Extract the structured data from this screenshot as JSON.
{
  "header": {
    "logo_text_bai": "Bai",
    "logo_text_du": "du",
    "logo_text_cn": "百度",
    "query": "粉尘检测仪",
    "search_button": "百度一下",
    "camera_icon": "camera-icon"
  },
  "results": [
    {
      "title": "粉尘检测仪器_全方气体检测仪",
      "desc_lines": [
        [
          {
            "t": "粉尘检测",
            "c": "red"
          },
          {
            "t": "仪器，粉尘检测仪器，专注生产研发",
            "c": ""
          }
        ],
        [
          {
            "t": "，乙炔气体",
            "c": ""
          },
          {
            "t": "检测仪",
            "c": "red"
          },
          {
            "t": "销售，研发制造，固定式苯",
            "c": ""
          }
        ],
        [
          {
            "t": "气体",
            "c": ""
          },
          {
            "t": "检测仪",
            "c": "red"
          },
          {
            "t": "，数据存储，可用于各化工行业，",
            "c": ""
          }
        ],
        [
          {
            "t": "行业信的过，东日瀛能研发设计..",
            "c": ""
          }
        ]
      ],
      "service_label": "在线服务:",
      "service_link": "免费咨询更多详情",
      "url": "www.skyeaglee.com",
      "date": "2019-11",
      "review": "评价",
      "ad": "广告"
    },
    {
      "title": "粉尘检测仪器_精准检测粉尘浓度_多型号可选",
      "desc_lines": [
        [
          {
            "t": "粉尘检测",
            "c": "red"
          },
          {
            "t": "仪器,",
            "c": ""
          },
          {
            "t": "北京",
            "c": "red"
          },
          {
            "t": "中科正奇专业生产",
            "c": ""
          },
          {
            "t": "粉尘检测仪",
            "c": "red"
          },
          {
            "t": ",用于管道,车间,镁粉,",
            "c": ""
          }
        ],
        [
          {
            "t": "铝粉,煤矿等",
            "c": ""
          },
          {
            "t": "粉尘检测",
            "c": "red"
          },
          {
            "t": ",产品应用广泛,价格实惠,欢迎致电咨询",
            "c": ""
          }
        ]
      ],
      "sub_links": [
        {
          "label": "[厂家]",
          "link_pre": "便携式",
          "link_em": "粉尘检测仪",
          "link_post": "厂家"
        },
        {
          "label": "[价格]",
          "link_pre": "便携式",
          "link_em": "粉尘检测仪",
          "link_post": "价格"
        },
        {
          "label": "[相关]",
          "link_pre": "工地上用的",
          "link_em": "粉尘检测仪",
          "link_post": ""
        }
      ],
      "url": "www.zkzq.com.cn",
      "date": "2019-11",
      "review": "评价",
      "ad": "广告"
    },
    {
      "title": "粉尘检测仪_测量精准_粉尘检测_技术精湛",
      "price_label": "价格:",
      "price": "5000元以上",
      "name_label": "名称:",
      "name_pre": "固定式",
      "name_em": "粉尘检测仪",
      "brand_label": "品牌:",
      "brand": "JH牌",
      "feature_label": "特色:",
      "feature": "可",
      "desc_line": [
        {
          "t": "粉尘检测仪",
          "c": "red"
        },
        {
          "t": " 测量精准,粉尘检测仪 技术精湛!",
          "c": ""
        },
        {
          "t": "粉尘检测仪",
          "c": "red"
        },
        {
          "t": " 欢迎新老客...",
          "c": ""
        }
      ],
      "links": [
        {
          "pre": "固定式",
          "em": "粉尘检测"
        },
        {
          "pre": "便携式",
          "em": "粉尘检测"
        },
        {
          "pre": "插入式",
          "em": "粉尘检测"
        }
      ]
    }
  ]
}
════
* GIVEN TASK *
Collect, from the material above, every line containing the word "title".

* FINAL RESULT *
      "title": "粉尘检测仪器_全方气体检测仪",
      "title": "粉尘检测仪器_精准检测粉尘浓度_多型号可选",
      "title": "粉尘检测仪_测量精准_粉尘检测_技术精湛",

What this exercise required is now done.